## Problem statement
Exactly as given, repeat all of the entries.

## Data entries

.....

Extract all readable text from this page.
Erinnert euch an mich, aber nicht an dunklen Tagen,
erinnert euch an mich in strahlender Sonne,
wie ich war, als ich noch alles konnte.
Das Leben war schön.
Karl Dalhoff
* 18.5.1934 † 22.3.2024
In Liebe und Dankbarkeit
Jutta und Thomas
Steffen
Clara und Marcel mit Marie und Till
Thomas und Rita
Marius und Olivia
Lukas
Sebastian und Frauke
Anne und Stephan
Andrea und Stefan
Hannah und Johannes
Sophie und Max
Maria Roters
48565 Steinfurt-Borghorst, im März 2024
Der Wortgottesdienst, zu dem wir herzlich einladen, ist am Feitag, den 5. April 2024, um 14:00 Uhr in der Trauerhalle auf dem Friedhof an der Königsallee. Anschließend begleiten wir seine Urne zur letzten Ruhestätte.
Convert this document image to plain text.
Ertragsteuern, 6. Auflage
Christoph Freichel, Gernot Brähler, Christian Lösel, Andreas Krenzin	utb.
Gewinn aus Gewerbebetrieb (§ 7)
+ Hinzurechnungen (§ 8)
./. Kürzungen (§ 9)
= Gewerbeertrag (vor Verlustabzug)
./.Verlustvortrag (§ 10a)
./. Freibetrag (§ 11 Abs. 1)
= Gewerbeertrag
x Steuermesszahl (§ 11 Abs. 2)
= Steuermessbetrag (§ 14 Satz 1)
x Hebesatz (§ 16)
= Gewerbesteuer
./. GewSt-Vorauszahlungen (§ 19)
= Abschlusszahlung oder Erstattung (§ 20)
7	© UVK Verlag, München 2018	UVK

.....

## Exercise solution
Extract all readable text from this page.
Erinnert euch an mich, aber nicht an dunklen Tagen,
erinnert euch an mich in strahlender Sonne,
wie ich war, als ich noch alles konnte.
Das Leben war schön.
Karl Dalhoff
* 18.5.1934 † 22.3.2024
In Liebe und Dankbarkeit
Jutta und Thomas
Steffen
Clara und Marcel mit Marie und Till
Thomas und Rita
Marius und Olivia
Lukas
Sebastian und Frauke
Anne und Stephan
Andrea und Stefan
Hannah und Johannes
Sophie und Max
Maria Roters
48565 Steinfurt-Borghorst, im März 2024
Der Wortgottesdienst, zu dem wir herzlich einladen, ist am Feitag, den 5. April 2024, um 14:00 Uhr in der Trauerhalle auf dem Friedhof an der Königsallee. Anschließend begleiten wir seine Urne zur letzten Ruhestätte.
Convert this document image to plain text.
Ertragsteuern, 6. Auflage
Christoph Freichel, Gernot Brähler, Christian Lösel, Andreas Krenzin	utb.
Gewinn aus Gewerbebetrieb (§ 7)
+ Hinzurechnungen (§ 8)
./. Kürzungen (§ 9)
= Gewerbeertrag (vor Verlustabzug)
./.Verlustvortrag (§ 10a)
./. Freibetrag (§ 11 Abs. 1)
= Gewerbeertrag
x Steuermesszahl (§ 11 Abs. 2)
= Steuermessbetrag (§ 14 Satz 1)
x Hebesatz (§ 16)
= Gewerbesteuer
./. GewSt-Vorauszahlungen (§ 19)
= Abschlusszahlung oder Erstattung (§ 20)
7	© UVK Verlag, München 2018	UVK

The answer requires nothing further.